What this task involves: Search the data for the string "index" and gather each line it is in.

[Figure contents as structured data]
■ ■ ■ ■ ■ ■ ■

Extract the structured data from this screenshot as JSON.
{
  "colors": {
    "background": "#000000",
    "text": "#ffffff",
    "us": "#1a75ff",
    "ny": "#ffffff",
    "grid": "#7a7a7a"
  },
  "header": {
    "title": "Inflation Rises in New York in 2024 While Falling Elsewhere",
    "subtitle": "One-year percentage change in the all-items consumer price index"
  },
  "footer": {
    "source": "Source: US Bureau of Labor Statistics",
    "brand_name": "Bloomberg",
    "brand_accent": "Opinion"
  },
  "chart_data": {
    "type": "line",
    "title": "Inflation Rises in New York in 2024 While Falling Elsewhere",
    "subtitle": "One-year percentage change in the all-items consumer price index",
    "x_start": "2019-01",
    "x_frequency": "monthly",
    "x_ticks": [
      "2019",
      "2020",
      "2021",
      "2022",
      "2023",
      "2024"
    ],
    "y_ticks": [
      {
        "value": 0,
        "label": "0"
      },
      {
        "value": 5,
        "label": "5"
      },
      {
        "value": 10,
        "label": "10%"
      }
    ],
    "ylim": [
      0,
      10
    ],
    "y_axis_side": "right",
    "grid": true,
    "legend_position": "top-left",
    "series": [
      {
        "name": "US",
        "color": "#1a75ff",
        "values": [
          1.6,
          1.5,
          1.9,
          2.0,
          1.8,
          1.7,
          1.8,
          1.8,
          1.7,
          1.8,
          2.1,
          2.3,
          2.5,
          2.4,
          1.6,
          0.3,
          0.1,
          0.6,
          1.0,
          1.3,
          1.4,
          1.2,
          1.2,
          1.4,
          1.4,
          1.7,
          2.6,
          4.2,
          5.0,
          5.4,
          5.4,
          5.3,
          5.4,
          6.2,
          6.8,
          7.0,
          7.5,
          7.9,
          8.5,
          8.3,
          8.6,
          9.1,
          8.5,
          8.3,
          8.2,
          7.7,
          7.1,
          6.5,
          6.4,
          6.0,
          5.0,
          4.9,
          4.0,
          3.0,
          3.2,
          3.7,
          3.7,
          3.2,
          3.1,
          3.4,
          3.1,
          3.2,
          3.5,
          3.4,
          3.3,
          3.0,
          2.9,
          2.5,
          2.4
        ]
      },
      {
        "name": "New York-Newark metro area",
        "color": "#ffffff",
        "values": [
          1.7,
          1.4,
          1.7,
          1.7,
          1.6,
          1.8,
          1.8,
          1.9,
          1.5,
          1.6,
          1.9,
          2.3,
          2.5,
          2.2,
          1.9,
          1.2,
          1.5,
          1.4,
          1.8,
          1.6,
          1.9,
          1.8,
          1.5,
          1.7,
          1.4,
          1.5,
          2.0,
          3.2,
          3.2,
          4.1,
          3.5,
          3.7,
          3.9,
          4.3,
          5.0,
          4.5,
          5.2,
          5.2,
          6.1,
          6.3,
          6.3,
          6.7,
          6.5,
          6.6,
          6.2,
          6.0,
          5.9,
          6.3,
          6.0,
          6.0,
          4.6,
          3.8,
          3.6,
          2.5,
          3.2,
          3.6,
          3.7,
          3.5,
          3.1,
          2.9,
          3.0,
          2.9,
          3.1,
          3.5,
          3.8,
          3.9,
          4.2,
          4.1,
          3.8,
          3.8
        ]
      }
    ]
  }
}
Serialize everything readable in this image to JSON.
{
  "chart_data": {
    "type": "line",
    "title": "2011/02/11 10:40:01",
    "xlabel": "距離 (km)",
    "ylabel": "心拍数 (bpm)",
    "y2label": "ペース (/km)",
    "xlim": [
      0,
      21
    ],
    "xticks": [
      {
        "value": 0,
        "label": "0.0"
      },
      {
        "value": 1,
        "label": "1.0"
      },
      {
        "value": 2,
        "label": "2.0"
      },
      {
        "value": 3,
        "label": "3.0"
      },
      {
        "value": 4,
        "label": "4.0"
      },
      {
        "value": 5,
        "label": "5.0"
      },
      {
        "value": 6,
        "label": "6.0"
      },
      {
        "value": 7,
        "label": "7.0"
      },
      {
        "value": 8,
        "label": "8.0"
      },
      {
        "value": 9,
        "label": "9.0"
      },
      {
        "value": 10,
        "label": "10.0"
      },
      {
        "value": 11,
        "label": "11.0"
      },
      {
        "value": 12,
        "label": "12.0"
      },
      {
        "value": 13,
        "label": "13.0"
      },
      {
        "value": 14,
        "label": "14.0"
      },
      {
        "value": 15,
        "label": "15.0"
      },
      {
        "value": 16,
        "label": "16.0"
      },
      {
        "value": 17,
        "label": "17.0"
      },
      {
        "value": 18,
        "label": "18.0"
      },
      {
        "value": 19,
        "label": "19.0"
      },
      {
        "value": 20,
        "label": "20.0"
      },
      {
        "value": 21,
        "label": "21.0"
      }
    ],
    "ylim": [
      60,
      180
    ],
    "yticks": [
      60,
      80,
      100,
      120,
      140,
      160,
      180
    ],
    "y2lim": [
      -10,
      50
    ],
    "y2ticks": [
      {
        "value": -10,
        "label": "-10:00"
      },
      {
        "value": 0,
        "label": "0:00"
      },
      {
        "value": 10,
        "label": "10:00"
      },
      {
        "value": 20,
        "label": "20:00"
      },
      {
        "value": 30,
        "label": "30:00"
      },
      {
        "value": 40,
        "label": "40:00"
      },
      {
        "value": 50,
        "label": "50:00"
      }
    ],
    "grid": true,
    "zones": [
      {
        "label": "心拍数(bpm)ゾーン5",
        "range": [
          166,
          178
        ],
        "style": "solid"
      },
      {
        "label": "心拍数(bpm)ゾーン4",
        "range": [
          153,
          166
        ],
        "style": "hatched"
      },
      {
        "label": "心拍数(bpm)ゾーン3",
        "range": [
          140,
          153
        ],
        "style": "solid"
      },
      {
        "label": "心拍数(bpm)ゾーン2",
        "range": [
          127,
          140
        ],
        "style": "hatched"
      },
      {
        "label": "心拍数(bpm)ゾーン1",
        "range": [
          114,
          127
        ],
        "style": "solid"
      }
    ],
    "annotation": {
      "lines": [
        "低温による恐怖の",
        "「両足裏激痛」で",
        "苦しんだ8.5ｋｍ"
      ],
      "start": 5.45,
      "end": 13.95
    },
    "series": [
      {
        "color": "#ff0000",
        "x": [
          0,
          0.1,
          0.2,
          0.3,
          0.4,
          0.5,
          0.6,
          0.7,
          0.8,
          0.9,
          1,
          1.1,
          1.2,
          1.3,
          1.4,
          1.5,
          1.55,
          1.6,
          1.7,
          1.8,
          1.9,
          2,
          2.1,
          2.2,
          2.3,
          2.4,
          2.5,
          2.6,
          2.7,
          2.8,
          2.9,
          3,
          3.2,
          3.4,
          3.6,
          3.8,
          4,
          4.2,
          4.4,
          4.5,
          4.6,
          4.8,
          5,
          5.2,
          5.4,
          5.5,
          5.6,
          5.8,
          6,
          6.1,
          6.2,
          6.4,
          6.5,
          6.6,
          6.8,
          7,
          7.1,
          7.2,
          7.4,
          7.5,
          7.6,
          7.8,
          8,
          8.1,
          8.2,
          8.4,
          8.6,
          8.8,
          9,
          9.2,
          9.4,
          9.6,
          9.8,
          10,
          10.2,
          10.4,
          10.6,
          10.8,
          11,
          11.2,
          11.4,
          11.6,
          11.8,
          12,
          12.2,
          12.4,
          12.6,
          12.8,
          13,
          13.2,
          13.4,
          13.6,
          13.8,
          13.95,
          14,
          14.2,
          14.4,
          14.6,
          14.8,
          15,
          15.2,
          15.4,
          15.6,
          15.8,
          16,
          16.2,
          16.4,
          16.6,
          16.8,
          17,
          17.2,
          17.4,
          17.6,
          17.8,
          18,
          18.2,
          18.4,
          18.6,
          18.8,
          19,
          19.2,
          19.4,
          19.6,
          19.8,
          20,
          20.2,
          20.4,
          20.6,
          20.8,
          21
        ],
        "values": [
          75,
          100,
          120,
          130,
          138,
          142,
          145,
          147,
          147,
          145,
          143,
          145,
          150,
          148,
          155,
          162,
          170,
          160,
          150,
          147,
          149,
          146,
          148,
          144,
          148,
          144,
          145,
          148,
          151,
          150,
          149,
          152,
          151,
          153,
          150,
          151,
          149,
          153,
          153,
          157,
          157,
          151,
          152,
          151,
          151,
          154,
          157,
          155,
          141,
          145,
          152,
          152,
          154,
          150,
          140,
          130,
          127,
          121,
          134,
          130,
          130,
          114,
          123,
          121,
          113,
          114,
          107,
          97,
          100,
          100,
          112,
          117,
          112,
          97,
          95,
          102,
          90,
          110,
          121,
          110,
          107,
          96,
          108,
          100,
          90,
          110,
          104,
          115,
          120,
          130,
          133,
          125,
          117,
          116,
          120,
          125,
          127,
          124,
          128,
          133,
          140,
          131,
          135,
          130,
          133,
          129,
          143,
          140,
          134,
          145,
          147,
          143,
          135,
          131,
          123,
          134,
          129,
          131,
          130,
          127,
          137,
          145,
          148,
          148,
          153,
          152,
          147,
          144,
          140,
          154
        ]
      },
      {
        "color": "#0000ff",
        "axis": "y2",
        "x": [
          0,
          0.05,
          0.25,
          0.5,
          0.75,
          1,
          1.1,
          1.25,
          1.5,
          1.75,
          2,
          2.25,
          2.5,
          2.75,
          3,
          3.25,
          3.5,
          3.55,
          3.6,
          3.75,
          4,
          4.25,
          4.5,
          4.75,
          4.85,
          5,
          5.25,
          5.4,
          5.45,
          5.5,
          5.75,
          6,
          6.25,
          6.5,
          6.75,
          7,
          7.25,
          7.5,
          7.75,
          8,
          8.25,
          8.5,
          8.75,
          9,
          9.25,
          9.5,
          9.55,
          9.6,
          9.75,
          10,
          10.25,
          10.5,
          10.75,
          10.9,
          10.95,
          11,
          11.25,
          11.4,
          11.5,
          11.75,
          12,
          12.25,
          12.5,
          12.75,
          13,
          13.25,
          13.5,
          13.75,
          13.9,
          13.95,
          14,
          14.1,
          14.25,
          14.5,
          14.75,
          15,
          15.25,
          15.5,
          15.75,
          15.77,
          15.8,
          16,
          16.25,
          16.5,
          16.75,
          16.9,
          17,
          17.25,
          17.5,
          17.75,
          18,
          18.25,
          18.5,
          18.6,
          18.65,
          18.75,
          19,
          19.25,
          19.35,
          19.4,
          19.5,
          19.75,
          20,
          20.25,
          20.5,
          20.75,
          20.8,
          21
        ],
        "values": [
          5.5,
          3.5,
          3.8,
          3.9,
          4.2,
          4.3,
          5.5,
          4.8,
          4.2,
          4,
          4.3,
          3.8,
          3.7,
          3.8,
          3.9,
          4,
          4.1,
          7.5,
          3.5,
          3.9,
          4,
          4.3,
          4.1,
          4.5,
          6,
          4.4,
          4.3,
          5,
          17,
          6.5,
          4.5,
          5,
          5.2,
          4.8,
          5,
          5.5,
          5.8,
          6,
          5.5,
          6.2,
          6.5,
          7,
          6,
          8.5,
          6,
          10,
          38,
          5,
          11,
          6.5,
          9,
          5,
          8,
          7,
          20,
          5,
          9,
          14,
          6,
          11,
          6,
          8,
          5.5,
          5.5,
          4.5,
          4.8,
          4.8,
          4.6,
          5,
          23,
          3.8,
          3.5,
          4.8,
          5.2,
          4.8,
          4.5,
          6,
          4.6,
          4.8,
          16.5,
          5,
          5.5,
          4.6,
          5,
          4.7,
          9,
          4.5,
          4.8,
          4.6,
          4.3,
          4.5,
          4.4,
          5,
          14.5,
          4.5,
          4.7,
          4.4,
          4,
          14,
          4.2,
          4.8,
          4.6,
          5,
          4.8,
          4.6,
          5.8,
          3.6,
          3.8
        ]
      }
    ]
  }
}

■ ■ ■ ■ ■ ■ ■

Written answer:
    "subtitle": "One-year percentage change in the all-items consumer price index"
    "subtitle": "One-year percentage change in the all-items consumer price index",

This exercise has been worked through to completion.